━━ INPUT DATA ━━

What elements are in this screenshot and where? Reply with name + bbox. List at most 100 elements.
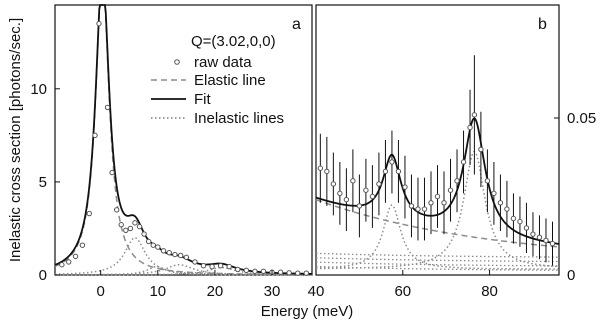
panel-b-raw-data-point xyxy=(350,178,356,184)
panel-b-x-tick-label: 80 xyxy=(481,283,498,300)
panel-b-raw-data-point xyxy=(330,181,337,187)
panel-b-raw-data-point xyxy=(491,190,497,197)
panel-a-raw-data-point xyxy=(123,227,129,234)
panel-a-raw-data-point xyxy=(192,259,198,265)
panel-b-raw-data-point xyxy=(467,124,473,131)
panel-b-baseline-line xyxy=(315,257,559,263)
panel-b-raw-data-point xyxy=(421,206,428,212)
legend: Q=(3.02,0,0) raw data Elastic line Fit I… xyxy=(151,33,284,127)
panel-a-raw-data-point xyxy=(277,269,284,275)
panel-b-baseline-line xyxy=(315,261,560,267)
panel-a-raw-data-point xyxy=(260,268,267,274)
panel-a-raw-data-point xyxy=(113,207,120,213)
panel-a-raw-data-point xyxy=(72,253,79,260)
panel-a-raw-data-point xyxy=(295,270,301,276)
panel-a-raw-data-point xyxy=(79,242,86,248)
panel-a-raw-data-point xyxy=(150,242,156,248)
panel-b-raw-data-point xyxy=(363,187,369,193)
panel-a-curves xyxy=(54,4,313,276)
panel-a-raw-data-point xyxy=(155,244,161,250)
panel-b-raw-data-point xyxy=(428,200,434,206)
panel-b-raw-data-point xyxy=(343,196,350,203)
panel-a-raw-data-point xyxy=(141,231,147,237)
panel-a-raw-data-point xyxy=(166,249,172,256)
panel-b-raw-data-point xyxy=(484,178,491,184)
panel-b-raw-data-point xyxy=(471,112,478,118)
panel-b-frame xyxy=(315,4,560,276)
panel-a-raw-data-point xyxy=(235,266,241,273)
panel-b-raw-data-point xyxy=(460,159,467,165)
panel-a-x-tick-label: 20 xyxy=(207,283,224,300)
panel-a-y-tick-label: 0 xyxy=(39,267,47,284)
panel-b-raw-data-point xyxy=(369,193,376,200)
panel-a-raw-data-point xyxy=(145,238,152,245)
panel-a-y-tick-label: 5 xyxy=(39,174,47,191)
panel-b-raw-data-point xyxy=(478,146,484,153)
panel-b-raw-data-point xyxy=(415,206,421,212)
panel-a-raw-data-point xyxy=(118,222,124,228)
panel-a-raw-data-point xyxy=(243,267,250,274)
panel-a-label: a xyxy=(292,16,301,33)
panel-b-elastic-line xyxy=(315,198,560,248)
panel-b-raw-data-point xyxy=(337,190,343,197)
panel-b-raw-data-point xyxy=(517,218,523,225)
panel-b-baseline-line xyxy=(315,265,559,271)
panel-a-raw-data-point xyxy=(200,262,207,269)
panel-a-raw-data-point xyxy=(217,262,224,269)
panel-b-raw-data-point xyxy=(389,159,395,165)
legend-raw-data-marker xyxy=(174,59,180,65)
x-axis-title: Energy (meV) xyxy=(261,303,354,320)
panel-a-fit-line xyxy=(54,4,313,275)
panel-b-baseline-line xyxy=(315,252,560,258)
panel-b-points xyxy=(317,55,556,266)
panel-a-x-tick-label: 10 xyxy=(149,283,166,300)
panel-a-raw-data-point xyxy=(286,270,292,276)
panel-b-raw-data-point xyxy=(356,203,363,209)
panel-a-raw-data-point xyxy=(303,270,309,276)
legend-raw-data-label: raw data xyxy=(194,54,252,71)
panel-a-raw-data-point xyxy=(160,248,167,254)
panel-b-x-tick-label: 40 xyxy=(308,283,325,300)
panel-a-raw-data-point xyxy=(109,169,115,176)
panel-a-raw-data-point xyxy=(226,263,232,270)
panel-b-raw-data-point xyxy=(376,181,382,187)
panel-b-raw-data-point xyxy=(447,187,454,193)
panel-b-raw-data-point xyxy=(317,165,324,171)
panel-a-raw-data-point xyxy=(252,268,258,274)
panel-b-axes: 40 60 80 0 0.05 xyxy=(308,110,597,300)
panel-b-y-tick-label: 0 xyxy=(567,267,575,284)
panel-b-y-tick-label: 0.05 xyxy=(567,110,596,127)
panel-b-x-tick-label: 60 xyxy=(394,283,411,300)
panel-b-raw-data-point xyxy=(454,178,460,184)
legend-elastic-line-label: Elastic line xyxy=(194,72,266,89)
panel-b-raw-data-point xyxy=(324,168,330,175)
legend-fit-label: Fit xyxy=(194,91,211,108)
y-axis-title: Inelastic cross section [photons/sec.] xyxy=(7,18,24,262)
panel-a-raw-data-point xyxy=(66,259,72,265)
panel-a-raw-data-point xyxy=(136,223,143,230)
panel-a-points xyxy=(59,20,309,276)
panel-b-raw-data-point xyxy=(549,240,556,247)
panel-a-y-tick-label: 10 xyxy=(30,81,47,98)
panel-a-raw-data-point xyxy=(96,20,102,27)
panel-b-raw-data-point xyxy=(434,193,441,200)
panel-b-raw-data-point xyxy=(441,200,447,206)
panel-a-raw-data-point xyxy=(177,252,184,259)
panel-b-raw-data-point xyxy=(402,184,408,190)
panel-a-raw-data-point xyxy=(86,210,92,217)
legend-inelastic-lines-label: Inelastic lines xyxy=(194,110,284,127)
panel-b-label: b xyxy=(538,16,547,33)
panel-a-raw-data-point xyxy=(59,262,65,268)
panel-b-raw-data-point xyxy=(523,225,530,231)
panel-a-raw-data-point xyxy=(104,104,111,111)
legend-title: Q=(3.02,0,0) xyxy=(191,33,276,50)
panel-a-raw-data-point xyxy=(183,254,190,261)
panel-a-inelastic-line-4 xyxy=(55,266,312,276)
panel-a-x-tick-label: 0 xyxy=(97,283,105,300)
panel-b-raw-data-point xyxy=(395,168,402,175)
panel-a-x-tick-label: 30 xyxy=(264,283,281,300)
panel-b-raw-data-point xyxy=(408,203,415,209)
panel-b-raw-data-point xyxy=(510,215,517,222)
panel-b-raw-data-point xyxy=(504,206,510,212)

━━━

(EXERCISE GOAL):
Transcribe the listing above line for line with no changes, omitting the picture.

(WRITTEN SOLUTION):
What elements are in this screenshot and where? Reply with name + bbox. List at most 100 elements.
panel-b-raw-data-point xyxy=(350,178,356,184)
panel-b-x-tick-label: 80 xyxy=(481,283,498,300)
panel-b-raw-data-point xyxy=(330,181,337,187)
panel-b-raw-data-point xyxy=(491,190,497,197)
panel-a-raw-data-point xyxy=(123,227,129,234)
panel-a-raw-data-point xyxy=(192,259,198,265)
panel-b-raw-data-point xyxy=(467,124,473,131)
panel-b-baseline-line xyxy=(315,257,559,263)
panel-b-raw-data-point xyxy=(421,206,428,212)
legend: Q=(3.02,0,0) raw data Elastic line Fit I… xyxy=(151,33,284,127)
panel-a-raw-data-point xyxy=(277,269,284,275)
panel-b-baseline-line xyxy=(315,261,560,267)
panel-a-raw-data-point xyxy=(260,268,267,274)
panel-a-raw-data-point xyxy=(113,207,120,213)
panel-a-raw-data-point xyxy=(72,253,79,260)
panel-a-raw-data-point xyxy=(295,270,301,276)
panel-a-raw-data-point xyxy=(79,242,86,248)
panel-a-raw-data-point xyxy=(150,242,156,248)
panel-b-raw-data-point xyxy=(363,187,369,193)
panel-a-curves xyxy=(54,4,313,276)
panel-a-raw-data-point xyxy=(155,244,161,250)
panel-b-raw-data-point xyxy=(428,200,434,206)
panel-b-raw-data-point xyxy=(343,196,350,203)
panel-a-raw-data-point xyxy=(141,231,147,237)
panel-a-raw-data-point xyxy=(166,249,172,256)
panel-b-raw-data-point xyxy=(484,178,491,184)
panel-b-raw-data-point xyxy=(471,112,478,118)
panel-b-frame xyxy=(315,4,560,276)
panel-a-raw-data-point xyxy=(235,266,241,273)
panel-b-raw-data-point xyxy=(460,159,467,165)
panel-a-x-tick-label: 20 xyxy=(207,283,224,300)
panel-a-y-tick-label: 0 xyxy=(39,267,47,284)
panel-b-raw-data-point xyxy=(369,193,376,200)
panel-a-raw-data-point xyxy=(145,238,152,245)
panel-a-y-tick-label: 5 xyxy=(39,174,47,191)
panel-b-raw-data-point xyxy=(478,146,484,153)
panel-b-raw-data-point xyxy=(415,206,421,212)
panel-a-raw-data-point xyxy=(118,222,124,228)
panel-a-raw-data-point xyxy=(243,267,250,274)
panel-a-label: a xyxy=(292,16,301,33)
panel-b-elastic-line xyxy=(315,198,560,248)
panel-b-raw-data-point xyxy=(337,190,343,197)
panel-b-raw-data-point xyxy=(517,218,523,225)
panel-b-baseline-line xyxy=(315,265,559,271)
panel-a-raw-data-point xyxy=(200,262,207,269)
panel-a-raw-data-point xyxy=(217,262,224,269)
panel-b-raw-data-point xyxy=(389,159,395,165)
legend-raw-data-marker xyxy=(174,59,180,65)
x-axis-title: Energy (meV) xyxy=(261,303,354,320)
panel-a-fit-line xyxy=(54,4,313,275)
panel-b-baseline-line xyxy=(315,252,560,258)
panel-b-points xyxy=(317,55,556,266)
panel-a-x-tick-label: 10 xyxy=(149,283,166,300)
panel-a-raw-data-point xyxy=(286,270,292,276)
panel-b-raw-data-point xyxy=(356,203,363,209)
panel-a-raw-data-point xyxy=(303,270,309,276)
legend-raw-data-label: raw data xyxy=(194,54,252,71)
panel-a-raw-data-point xyxy=(160,248,167,254)
panel-b-x-tick-label: 40 xyxy=(308,283,325,300)
panel-a-raw-data-point xyxy=(109,169,115,176)
panel-a-raw-data-point xyxy=(226,263,232,270)
panel-b-raw-data-point xyxy=(376,181,382,187)
panel-b-raw-data-point xyxy=(447,187,454,193)
panel-b-raw-data-point xyxy=(317,165,324,171)
panel-a-raw-data-point xyxy=(252,268,258,274)
panel-b-axes: 40 60 80 0 0.05 xyxy=(308,110,597,300)
panel-b-y-tick-label: 0 xyxy=(567,267,575,284)
panel-b-y-tick-label: 0.05 xyxy=(567,110,596,127)
panel-b-x-tick-label: 60 xyxy=(394,283,411,300)
panel-b-raw-data-point xyxy=(454,178,460,184)
legend-elastic-line-label: Elastic line xyxy=(194,72,266,89)
panel-b-raw-data-point xyxy=(324,168,330,175)
legend-fit-label: Fit xyxy=(194,91,211,108)
y-axis-title: Inelastic cross section [photons/sec.] xyxy=(7,18,24,262)
panel-a-raw-data-point xyxy=(66,259,72,265)
panel-a-raw-data-point xyxy=(136,223,143,230)
panel-a-points xyxy=(59,20,309,276)
panel-b-raw-data-point xyxy=(549,240,556,247)
panel-a-y-tick-label: 10 xyxy=(30,81,47,98)
panel-a-raw-data-point xyxy=(96,20,102,27)
panel-b-raw-data-point xyxy=(434,193,441,200)
panel-b-raw-data-point xyxy=(441,200,447,206)
panel-a-raw-data-point xyxy=(177,252,184,259)
panel-b-raw-data-point xyxy=(402,184,408,190)
panel-a-raw-data-point xyxy=(86,210,92,217)
legend-inelastic-lines-label: Inelastic lines xyxy=(194,110,284,127)
panel-b-label: b xyxy=(538,16,547,33)
panel-a-raw-data-point xyxy=(59,262,65,268)
panel-b-raw-data-point xyxy=(523,225,530,231)
panel-a-raw-data-point xyxy=(104,104,111,111)
legend-title: Q=(3.02,0,0) xyxy=(191,33,276,50)
panel-a-raw-data-point xyxy=(183,254,190,261)
panel-a-inelastic-line-4 xyxy=(55,266,312,276)
panel-a-x-tick-label: 0 xyxy=(97,283,105,300)
panel-b-raw-data-point xyxy=(395,168,402,175)
panel-a-x-tick-label: 30 xyxy=(264,283,281,300)
panel-b-raw-data-point xyxy=(408,203,415,209)
panel-b-raw-data-point xyxy=(510,215,517,222)
panel-b-raw-data-point xyxy=(504,206,510,212)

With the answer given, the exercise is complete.